_WORK TO DO_
Arrange the lines as a Markdown table with the columns Row and Line, leaving out blank lines. Begin at the line that has "Localize each UI" and continue through the last line.

_DATA PROVIDED_
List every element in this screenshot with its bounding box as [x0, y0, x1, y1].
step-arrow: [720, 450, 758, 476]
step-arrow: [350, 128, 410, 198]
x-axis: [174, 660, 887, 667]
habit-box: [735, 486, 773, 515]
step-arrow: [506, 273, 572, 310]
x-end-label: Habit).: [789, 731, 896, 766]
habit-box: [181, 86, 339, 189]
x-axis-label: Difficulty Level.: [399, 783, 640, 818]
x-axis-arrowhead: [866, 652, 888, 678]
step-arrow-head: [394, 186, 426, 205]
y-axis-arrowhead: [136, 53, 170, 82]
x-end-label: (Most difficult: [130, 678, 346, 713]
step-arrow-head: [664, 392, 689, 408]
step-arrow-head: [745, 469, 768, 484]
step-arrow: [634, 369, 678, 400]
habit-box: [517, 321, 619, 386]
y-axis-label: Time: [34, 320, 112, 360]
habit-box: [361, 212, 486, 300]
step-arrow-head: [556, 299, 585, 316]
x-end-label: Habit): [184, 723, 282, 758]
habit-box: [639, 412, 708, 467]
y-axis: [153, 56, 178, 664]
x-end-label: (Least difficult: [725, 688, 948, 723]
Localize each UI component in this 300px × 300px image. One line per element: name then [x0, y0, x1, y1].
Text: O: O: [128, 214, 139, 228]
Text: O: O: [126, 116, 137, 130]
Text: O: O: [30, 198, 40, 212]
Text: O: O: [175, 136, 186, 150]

_EXPECTED ANSWER_
| Row | Line |
|---|---|
| 1 | Localize each UI component in this 300px × 300px image. One line per element: name then [x0, y0, x1, y1]. |
| 2 | Text: O: O: [128, 214, 139, 228] |
| 3 | Text: O: O: [126, 116, 137, 130] |
| 4 | Text: O: O: [30, 198, 40, 212] |
| 5 | Text: O: O: [175, 136, 186, 150] |